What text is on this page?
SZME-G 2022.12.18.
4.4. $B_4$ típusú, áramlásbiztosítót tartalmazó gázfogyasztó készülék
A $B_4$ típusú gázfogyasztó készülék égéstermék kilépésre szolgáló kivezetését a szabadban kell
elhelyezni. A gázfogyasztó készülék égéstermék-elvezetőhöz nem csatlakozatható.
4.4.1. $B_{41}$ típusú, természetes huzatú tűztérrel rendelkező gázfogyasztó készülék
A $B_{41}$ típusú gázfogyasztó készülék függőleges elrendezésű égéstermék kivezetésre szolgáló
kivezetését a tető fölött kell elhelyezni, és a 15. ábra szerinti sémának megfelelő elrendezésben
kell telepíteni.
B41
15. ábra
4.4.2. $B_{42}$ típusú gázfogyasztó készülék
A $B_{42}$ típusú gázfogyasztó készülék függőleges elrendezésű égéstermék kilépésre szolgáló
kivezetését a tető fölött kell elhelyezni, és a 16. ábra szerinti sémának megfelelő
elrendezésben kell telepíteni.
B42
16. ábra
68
*-*-*
Transcribe the whole listing with nothing added or left out.

What text is on this page?
SZME-G 2022.12.18.
4.4. $B_4$ típusú, áramlásbiztosítót tartalmazó gázfogyasztó készülék
A $B_4$ típusú gázfogyasztó készülék égéstermék kilépésre szolgáló kivezetését a szabadban kell
elhelyezni. A gázfogyasztó készülék égéstermék-elvezetőhöz nem csatlakozatható.
4.4.1. $B_{41}$ típusú, természetes huzatú tűztérrel rendelkező gázfogyasztó készülék
A $B_{41}$ típusú gázfogyasztó készülék függőleges elrendezésű égéstermék kivezetésre szolgáló
kivezetését a tető fölött kell elhelyezni, és a 15. ábra szerinti sémának megfelelő elrendezésben
kell telepíteni.
B41
15. ábra
4.4.2. $B_{42}$ típusú gázfogyasztó készülék
A $B_{42}$ típusú gázfogyasztó készülék függőleges elrendezésű égéstermék kilépésre szolgáló
kivezetését a tető fölött kell elhelyezni, és a 16. ábra szerinti sémának megfelelő
elrendezésben kell telepíteni.
B42
16. ábra
68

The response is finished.